(What is required): Reproduce each line that includes the word "puoli".

(Information shown):
——

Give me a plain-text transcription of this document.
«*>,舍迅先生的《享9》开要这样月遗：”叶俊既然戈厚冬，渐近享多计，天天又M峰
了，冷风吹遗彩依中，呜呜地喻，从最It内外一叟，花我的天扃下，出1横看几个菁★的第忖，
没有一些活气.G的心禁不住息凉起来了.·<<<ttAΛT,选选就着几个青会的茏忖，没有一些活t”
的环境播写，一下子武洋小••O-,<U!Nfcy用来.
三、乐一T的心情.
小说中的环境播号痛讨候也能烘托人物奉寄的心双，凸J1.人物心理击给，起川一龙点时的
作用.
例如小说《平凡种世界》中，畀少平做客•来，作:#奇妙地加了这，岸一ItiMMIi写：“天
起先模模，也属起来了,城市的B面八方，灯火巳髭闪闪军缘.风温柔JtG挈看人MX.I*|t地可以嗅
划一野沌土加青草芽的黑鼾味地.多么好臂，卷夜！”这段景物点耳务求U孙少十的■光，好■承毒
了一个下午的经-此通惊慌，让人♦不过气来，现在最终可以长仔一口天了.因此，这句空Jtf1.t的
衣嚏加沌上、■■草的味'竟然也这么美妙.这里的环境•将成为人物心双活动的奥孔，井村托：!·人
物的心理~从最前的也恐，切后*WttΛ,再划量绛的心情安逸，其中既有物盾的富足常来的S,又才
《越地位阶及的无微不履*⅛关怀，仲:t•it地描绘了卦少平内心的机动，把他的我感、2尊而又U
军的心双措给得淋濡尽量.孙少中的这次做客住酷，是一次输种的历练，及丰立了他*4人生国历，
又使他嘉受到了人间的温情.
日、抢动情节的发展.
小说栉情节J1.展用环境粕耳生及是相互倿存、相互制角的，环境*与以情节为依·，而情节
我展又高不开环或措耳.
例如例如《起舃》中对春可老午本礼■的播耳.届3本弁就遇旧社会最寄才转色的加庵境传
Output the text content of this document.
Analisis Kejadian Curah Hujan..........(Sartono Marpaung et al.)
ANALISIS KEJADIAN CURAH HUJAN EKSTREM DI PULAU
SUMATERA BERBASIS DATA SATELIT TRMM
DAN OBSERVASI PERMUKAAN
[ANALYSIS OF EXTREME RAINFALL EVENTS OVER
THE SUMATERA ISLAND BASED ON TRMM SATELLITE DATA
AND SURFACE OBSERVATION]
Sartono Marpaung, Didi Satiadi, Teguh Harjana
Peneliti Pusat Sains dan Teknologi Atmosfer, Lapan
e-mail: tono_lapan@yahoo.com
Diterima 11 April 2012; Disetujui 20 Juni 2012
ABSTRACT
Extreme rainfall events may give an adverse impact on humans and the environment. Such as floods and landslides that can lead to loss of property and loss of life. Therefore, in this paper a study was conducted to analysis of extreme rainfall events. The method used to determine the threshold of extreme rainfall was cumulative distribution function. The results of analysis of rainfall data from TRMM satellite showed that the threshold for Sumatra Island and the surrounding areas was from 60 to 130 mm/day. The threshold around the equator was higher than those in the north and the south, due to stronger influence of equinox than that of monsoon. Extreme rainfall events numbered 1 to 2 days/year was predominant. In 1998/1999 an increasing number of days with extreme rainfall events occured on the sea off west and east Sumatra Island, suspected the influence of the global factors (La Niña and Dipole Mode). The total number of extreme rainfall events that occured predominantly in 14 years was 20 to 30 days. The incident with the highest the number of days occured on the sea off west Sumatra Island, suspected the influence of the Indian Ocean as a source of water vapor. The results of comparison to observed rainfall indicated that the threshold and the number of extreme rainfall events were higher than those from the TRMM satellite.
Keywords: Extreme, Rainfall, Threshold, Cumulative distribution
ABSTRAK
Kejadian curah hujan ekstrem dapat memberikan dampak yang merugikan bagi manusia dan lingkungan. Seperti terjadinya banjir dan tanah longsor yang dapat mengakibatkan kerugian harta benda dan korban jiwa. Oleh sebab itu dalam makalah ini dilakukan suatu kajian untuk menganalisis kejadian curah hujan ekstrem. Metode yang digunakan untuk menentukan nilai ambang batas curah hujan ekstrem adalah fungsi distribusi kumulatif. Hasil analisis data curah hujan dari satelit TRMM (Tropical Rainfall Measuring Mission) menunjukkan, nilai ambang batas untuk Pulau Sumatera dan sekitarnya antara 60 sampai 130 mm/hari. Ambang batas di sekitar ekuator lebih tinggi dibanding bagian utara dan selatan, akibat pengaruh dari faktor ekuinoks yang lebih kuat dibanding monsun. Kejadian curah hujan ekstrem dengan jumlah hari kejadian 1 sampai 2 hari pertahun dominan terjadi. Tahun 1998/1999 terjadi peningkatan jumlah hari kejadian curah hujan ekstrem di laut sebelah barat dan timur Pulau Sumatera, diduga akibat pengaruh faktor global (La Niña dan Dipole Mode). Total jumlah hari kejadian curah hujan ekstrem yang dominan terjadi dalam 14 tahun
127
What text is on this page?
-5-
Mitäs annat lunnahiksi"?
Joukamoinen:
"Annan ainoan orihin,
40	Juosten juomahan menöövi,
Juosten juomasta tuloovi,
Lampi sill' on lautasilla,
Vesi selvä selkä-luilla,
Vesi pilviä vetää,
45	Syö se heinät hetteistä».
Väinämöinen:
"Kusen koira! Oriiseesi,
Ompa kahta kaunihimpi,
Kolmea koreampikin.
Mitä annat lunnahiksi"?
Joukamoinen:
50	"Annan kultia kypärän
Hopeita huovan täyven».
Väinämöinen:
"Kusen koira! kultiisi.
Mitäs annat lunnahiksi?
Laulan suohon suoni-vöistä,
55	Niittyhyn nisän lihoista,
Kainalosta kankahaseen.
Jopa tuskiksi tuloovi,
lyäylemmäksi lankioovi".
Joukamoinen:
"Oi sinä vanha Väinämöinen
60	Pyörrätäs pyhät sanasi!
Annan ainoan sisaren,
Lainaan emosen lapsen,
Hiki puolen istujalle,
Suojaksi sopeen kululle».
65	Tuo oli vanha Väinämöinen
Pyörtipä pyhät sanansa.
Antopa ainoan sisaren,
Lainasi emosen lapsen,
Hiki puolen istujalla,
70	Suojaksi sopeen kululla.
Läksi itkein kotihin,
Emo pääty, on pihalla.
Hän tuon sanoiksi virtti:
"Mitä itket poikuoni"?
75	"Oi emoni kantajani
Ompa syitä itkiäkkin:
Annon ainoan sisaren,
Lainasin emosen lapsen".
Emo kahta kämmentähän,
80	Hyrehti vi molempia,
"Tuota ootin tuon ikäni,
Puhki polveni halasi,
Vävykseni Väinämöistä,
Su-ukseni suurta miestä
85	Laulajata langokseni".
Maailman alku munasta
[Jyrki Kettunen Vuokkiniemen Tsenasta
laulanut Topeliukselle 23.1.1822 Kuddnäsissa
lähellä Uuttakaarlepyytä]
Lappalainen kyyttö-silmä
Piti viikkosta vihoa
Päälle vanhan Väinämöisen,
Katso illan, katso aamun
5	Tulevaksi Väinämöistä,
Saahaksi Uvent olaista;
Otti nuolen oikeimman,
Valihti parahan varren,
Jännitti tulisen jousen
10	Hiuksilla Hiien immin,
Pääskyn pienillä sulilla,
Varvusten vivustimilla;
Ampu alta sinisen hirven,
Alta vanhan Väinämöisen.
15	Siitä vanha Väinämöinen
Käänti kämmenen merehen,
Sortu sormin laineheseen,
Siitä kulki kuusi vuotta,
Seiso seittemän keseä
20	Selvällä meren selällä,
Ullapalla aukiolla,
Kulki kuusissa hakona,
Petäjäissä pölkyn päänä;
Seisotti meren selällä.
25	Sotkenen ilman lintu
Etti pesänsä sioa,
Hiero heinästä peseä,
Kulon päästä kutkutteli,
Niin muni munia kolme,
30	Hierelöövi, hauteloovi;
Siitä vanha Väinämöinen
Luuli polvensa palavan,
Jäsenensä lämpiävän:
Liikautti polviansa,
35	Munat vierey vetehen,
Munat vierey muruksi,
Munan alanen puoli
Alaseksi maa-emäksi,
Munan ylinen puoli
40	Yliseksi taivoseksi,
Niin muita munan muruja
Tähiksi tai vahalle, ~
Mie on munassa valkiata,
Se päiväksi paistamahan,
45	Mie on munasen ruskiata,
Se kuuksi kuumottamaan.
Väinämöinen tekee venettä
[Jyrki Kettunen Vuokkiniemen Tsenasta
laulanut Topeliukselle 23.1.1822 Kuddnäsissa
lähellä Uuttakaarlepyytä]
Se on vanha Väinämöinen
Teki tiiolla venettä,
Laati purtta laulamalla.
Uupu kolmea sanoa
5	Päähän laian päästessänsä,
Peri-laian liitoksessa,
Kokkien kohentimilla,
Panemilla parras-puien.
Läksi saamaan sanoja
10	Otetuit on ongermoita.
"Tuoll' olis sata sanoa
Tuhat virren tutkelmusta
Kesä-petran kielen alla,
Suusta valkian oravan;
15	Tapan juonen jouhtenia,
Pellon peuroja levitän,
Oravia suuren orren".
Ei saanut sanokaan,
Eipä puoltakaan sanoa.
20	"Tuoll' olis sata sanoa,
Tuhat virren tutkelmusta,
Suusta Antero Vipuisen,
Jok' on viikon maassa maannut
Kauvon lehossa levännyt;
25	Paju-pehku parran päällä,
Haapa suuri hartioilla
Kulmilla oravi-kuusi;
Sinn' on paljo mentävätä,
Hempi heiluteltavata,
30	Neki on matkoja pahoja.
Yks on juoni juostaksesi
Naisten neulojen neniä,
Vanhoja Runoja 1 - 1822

——

(Solution to the problem):
Munan alanen puoli
Munan ylinen puoli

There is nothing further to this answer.